• DATA SHOWN:
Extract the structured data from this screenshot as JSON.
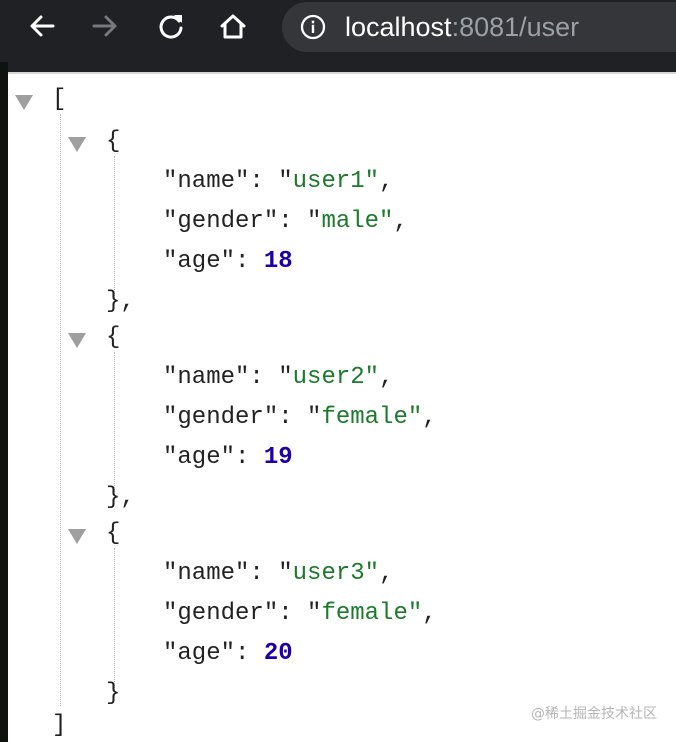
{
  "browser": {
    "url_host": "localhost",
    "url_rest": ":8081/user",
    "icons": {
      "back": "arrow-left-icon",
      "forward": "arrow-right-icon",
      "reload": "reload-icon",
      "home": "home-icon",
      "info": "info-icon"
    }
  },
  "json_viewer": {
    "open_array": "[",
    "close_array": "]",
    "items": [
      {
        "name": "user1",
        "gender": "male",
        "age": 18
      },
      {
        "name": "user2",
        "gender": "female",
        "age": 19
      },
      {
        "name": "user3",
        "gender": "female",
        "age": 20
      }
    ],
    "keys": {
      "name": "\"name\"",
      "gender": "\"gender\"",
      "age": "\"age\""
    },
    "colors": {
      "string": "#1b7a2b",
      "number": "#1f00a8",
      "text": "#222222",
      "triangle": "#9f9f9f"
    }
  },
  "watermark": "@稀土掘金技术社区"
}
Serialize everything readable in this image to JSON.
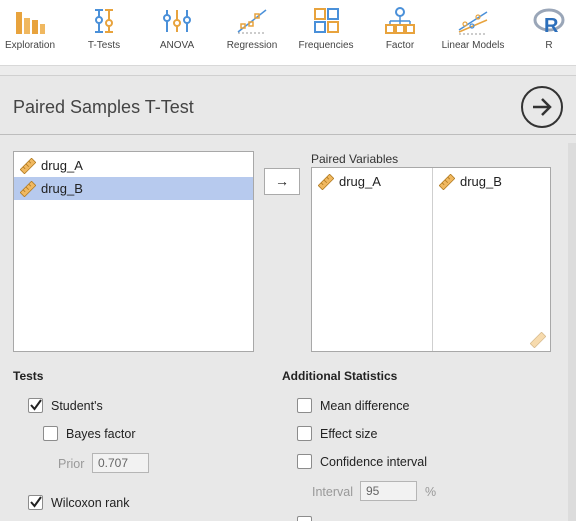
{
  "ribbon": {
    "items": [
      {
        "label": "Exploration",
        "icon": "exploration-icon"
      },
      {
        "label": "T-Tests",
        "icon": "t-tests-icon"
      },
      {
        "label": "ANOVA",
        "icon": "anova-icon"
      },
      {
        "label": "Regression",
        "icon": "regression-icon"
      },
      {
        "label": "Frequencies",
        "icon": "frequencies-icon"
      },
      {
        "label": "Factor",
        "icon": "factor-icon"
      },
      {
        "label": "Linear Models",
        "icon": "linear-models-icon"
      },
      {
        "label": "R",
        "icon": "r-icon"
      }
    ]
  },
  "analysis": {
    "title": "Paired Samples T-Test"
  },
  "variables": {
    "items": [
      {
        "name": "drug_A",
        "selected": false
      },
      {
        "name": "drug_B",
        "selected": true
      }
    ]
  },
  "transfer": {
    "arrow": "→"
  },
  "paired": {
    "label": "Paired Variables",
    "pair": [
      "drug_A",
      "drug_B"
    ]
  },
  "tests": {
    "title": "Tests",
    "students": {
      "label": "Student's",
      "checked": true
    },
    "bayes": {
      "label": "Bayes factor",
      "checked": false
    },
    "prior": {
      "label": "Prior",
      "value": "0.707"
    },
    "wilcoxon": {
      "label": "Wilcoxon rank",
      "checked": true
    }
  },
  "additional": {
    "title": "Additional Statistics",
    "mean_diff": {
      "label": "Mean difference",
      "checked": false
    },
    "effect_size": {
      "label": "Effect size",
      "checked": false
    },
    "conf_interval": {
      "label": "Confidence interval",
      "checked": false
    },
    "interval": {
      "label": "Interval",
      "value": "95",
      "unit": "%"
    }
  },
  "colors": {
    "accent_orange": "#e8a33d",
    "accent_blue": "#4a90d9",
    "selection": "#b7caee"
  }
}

• WRITTEN INSTRUCTION:
Tally the lines of the material above that contain the word "arrow" and report the total alone.

• SOLVED EXERCISE:
3